▸ **Do this**
Pick out all lines of the entries that include the word "work" and copy them.

>> Begin Records for the exercise

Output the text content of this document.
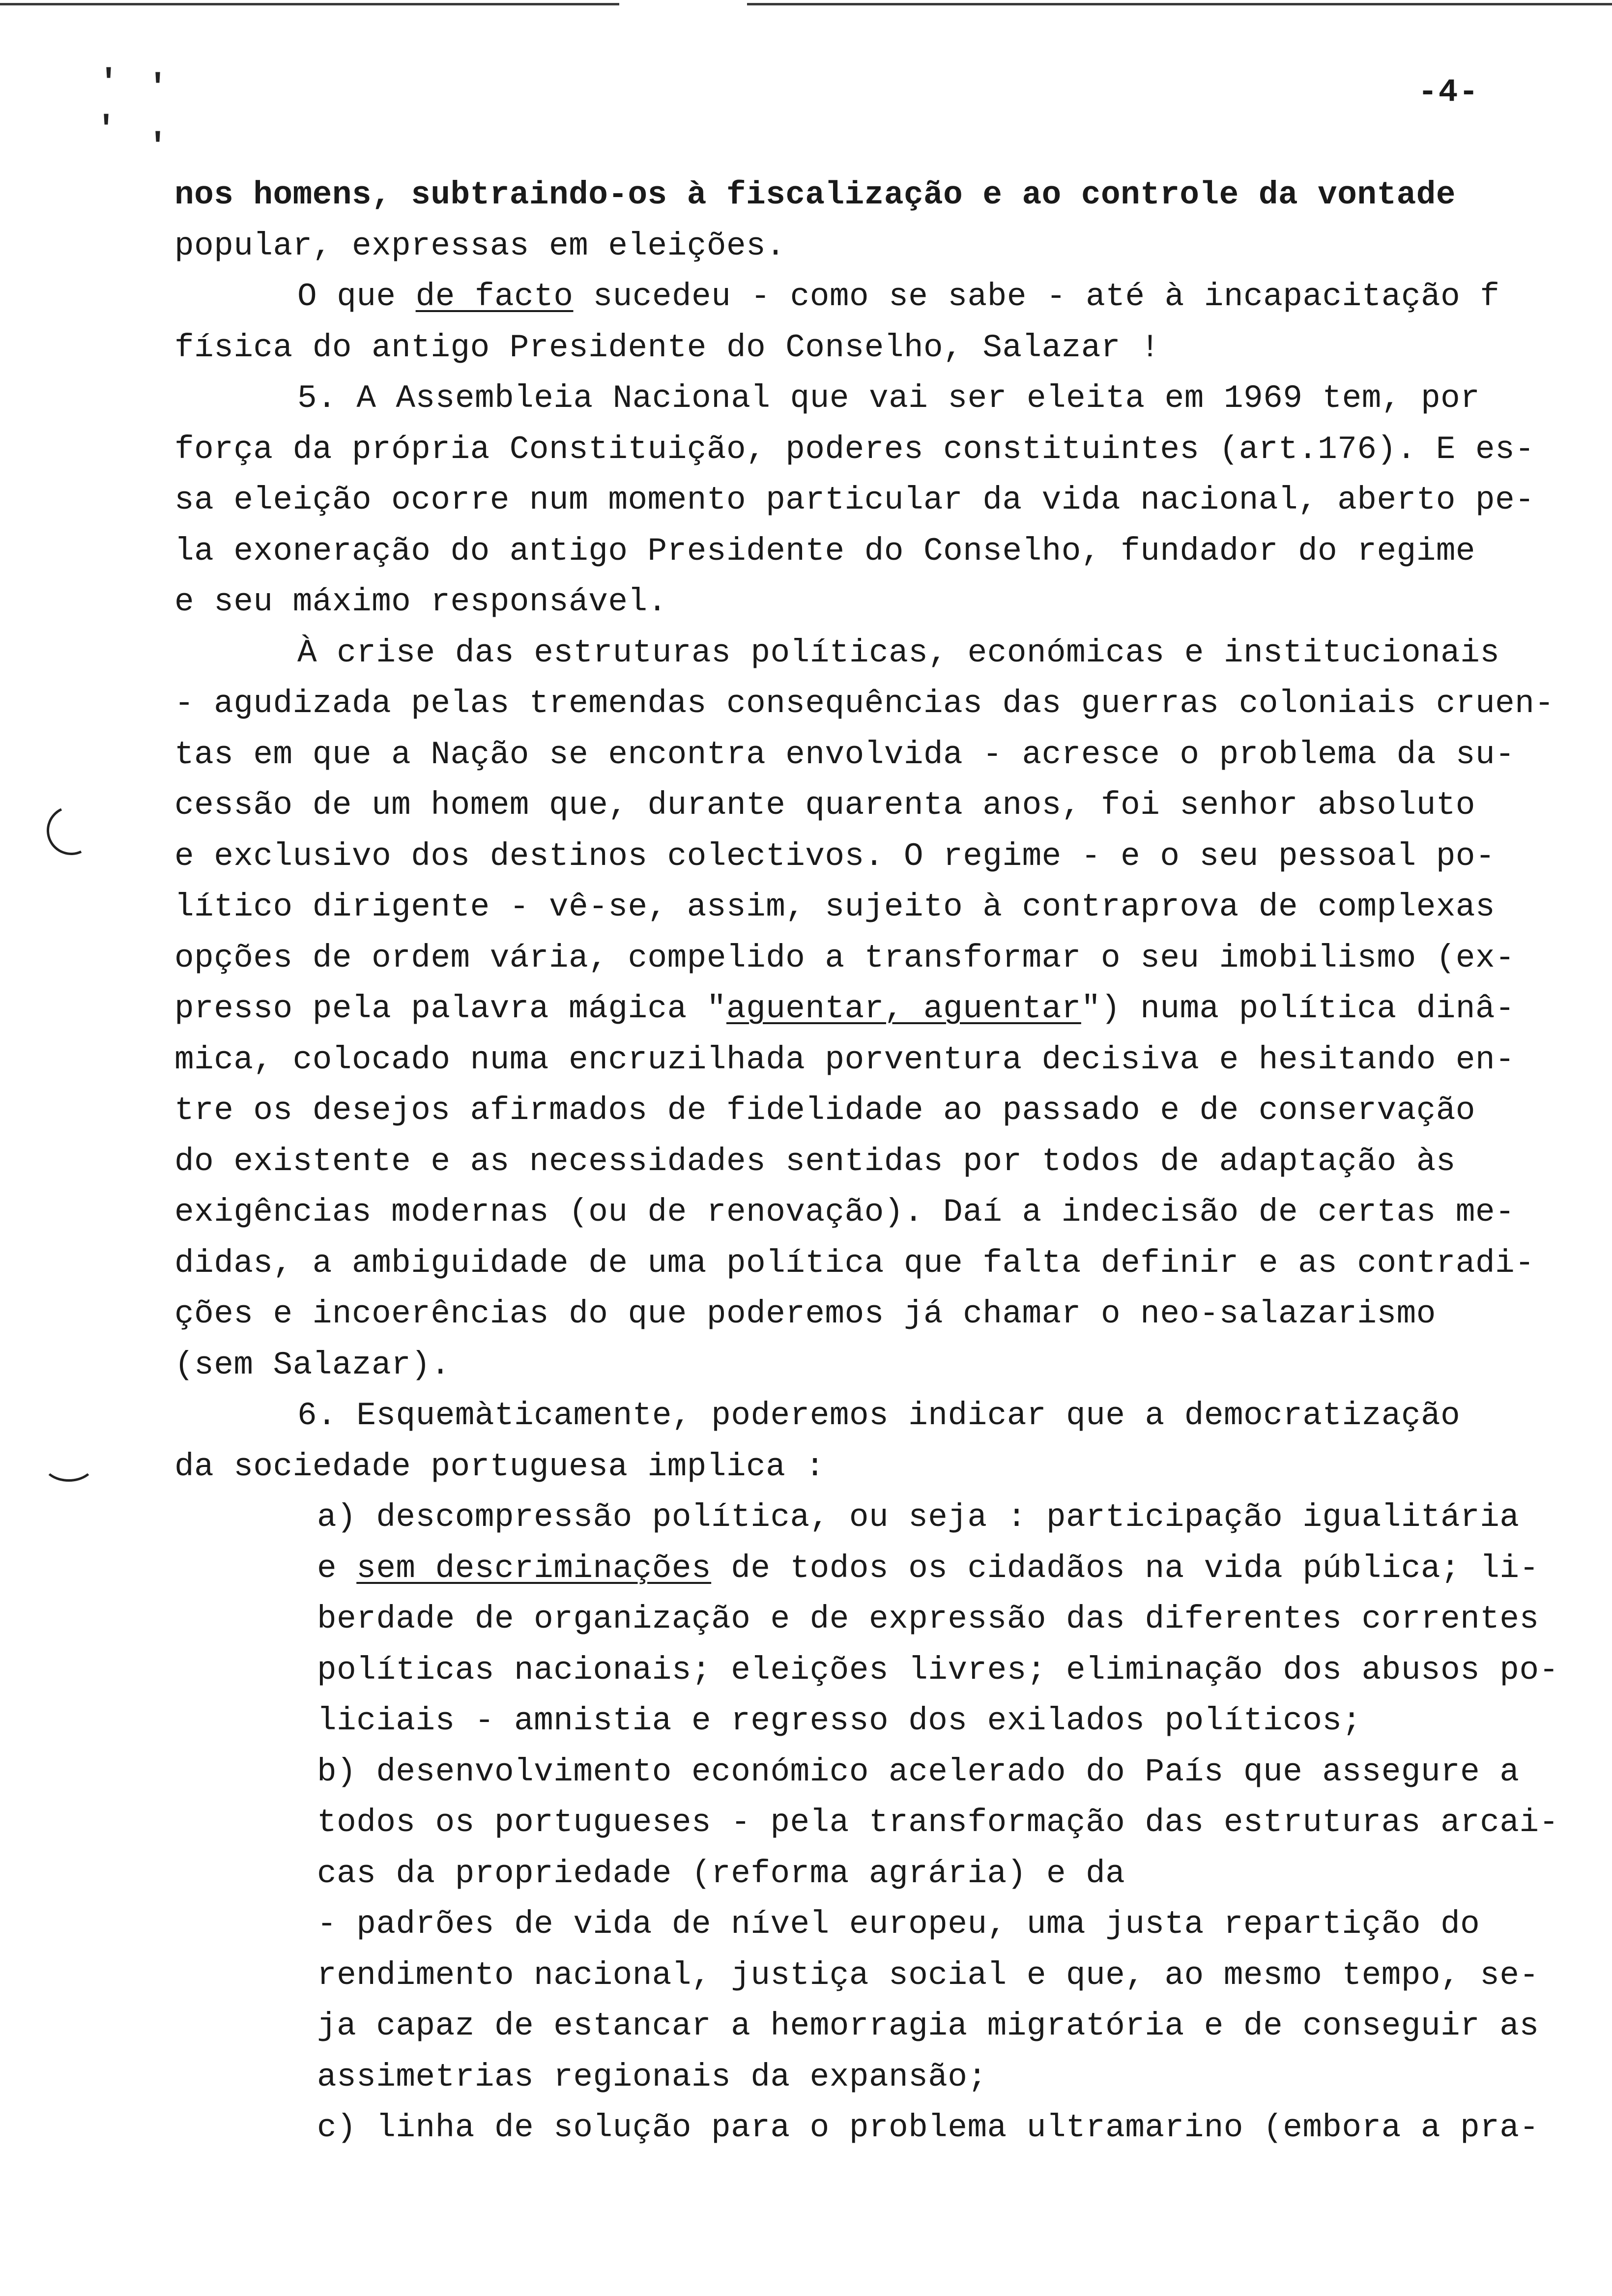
' '
' '
-4-
nos homens, subtraindo-os à fiscalização e ao controle da vontade
popular, expressas em eleições.
O que de facto sucedeu - como se sabe - até à incapacitação f
física do antigo Presidente do Conselho, Salazar !
5. A Assembleia Nacional que vai ser eleita em 1969 tem, por
força da própria Constituição, poderes constituintes (art.176). E es-
sa eleição ocorre num momento particular da vida nacional, aberto pe-
la exoneração do antigo Presidente do Conselho, fundador do regime
e seu máximo responsável.
À crise das estruturas políticas, económicas e institucionais
- agudizada pelas tremendas consequências das guerras coloniais cruen-
tas em que a Nação se encontra envolvida - acresce o problema da su-
cessão de um homem que, durante quarenta anos, foi senhor absoluto
e exclusivo dos destinos colectivos. O regime - e o seu pessoal po-
lítico dirigente - vê-se, assim, sujeito à contraprova de complexas
opções de ordem vária, compelido a transformar o seu imobilismo (ex-
presso pela palavra mágica "aguentar, aguentar") numa política dinâ-
mica, colocado numa encruzilhada porventura decisiva e hesitando en-
tre os desejos afirmados de fidelidade ao passado e de conservação
do existente e as necessidades sentidas por todos de adaptação às
exigências modernas (ou de renovação). Daí a indecisão de certas me-
didas, a ambiguidade de uma política que falta definir e as contradi-
ções e incoerências do que poderemos já chamar o neo-salazarismo
(sem Salazar).
6. Esquemàticamente, poderemos indicar que a democratização
da sociedade portuguesa implica :
a) descompressão política, ou seja : participação igualitária
e sem descriminações de todos os cidadãos na vida pública; li-
berdade de organização e de expressão das diferentes correntes
políticas nacionais; eleições livres; eliminação dos abusos po-
liciais - amnistia e regresso dos exilados políticos;
b) desenvolvimento económico acelerado do País que assegure a
todos os portugueses - pela transformação das estruturas arcai-
cas da propriedade (reforma agrária) e da
- padrões de vida de nível europeu, uma justa repartição do
rendimento nacional, justiça social e que, ao mesmo tempo, se-
ja capaz de estancar a hemorragia migratória e de conseguir as
assimetrias regionais da expansão;
c) linha de solução para o problema ultramarino (embora a pra-
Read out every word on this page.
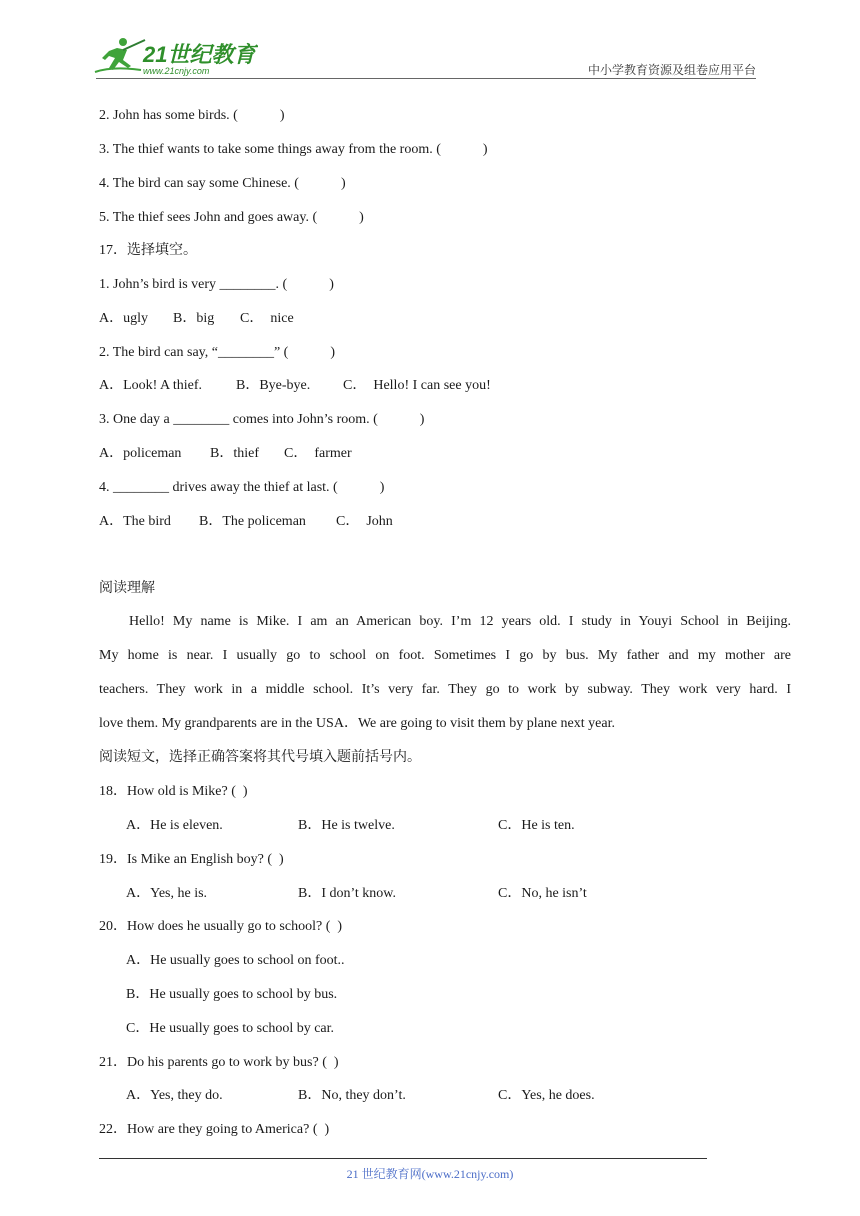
21世纪教育
www.21cnjy.com	中小学教育资源及组卷应用平台
2. John has some birds. (            )
3. The thief wants to take some things away from the room. (            )
4. The bird can say some Chinese. (            )
5. The thief sees John and goes away. (            )
17．选择填空。
1. John’s bird is very ________. (            )

A．ugly

B．big

C．  nice

2. The bird can say, “________” (            )

A．Look! A thief.

B．Bye-bye.

C．  Hello! I can see you!

3. One day a ________ comes into John’s room. (            )

A．policeman

B．thief

C．  farmer

4. ________ drives away the thief at last. (            )

A．The bird

B．The policeman

C．  John

阅读理解
Hello! My name is Mike. I am an American boy. I’m 12 years old. I study in Youyi School in Beijing.
My home is near. I usually go to school on foot. Sometimes I go by bus. My father and my mother are
teachers. They work in a middle school. It’s very far. They go to work by subway. They work very hard. I
love them. My grandparents are in the USA．We are going to visit them by plane next year.
阅读短文，选择正确答案将其代号填入题前括号内。
18．How old is Mike? (  )

A．He is eleven.

	B．He is twelve.

	C．He is ten.

19．Is Mike an English boy? (  )

A．Yes, he is.

	B．I don’t know.

	C．No, he isn’t

20．How does he usually go to school? (  )
A．He usually goes to school on foot..
B．He usually goes to school by bus.
C．He usually goes to school by car.
21．Do his parents go to work by bus? (  )

A．Yes, they do.

	B．No, they don’t.

	C．Yes, he does.

22．How are they going to America? (  )
21 世纪教育网(www.21cnjy.com)
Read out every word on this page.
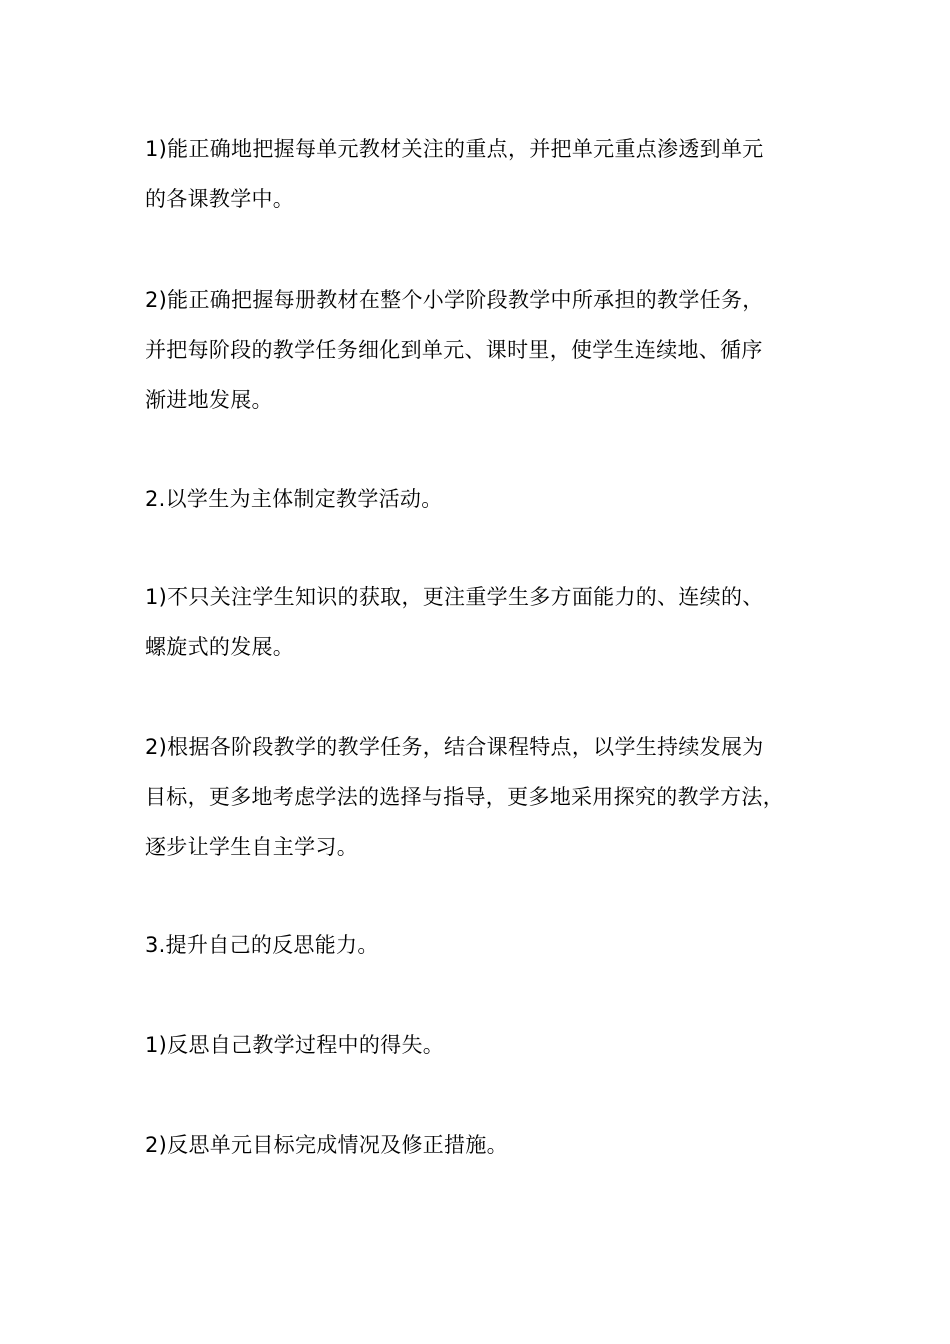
1)能正确地把握每单元教材关注的重点，并把单元重点渗透到单元
的各课教学中。

2)能正确把握每册教材在整个小学阶段教学中所承担的教学任务，
并把每阶段的教学任务细化到单元、课时里，使学生连续地、循序
渐进地发展。

2.以学生为主体制定教学活动。

1)不只关注学生知识的获取，更注重学生多方面能力的、连续的、
螺旋式的发展。

2)根据各阶段教学的教学任务，结合课程特点，以学生持续发展为
目标，更多地考虑学法的选择与指导，更多地采用探究的教学方法，
逐步让学生自主学习。

3.提升自己的反思能力。

1)反思自己教学过程中的得失。

2)反思单元目标完成情况及修正措施。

>> End Records for the exercise

▸ **Answer in full**
teachers. They work in a middle school. It’s very far. They go to work by subway. They work very hard. I
21．Do his parents go to work by bus? (  )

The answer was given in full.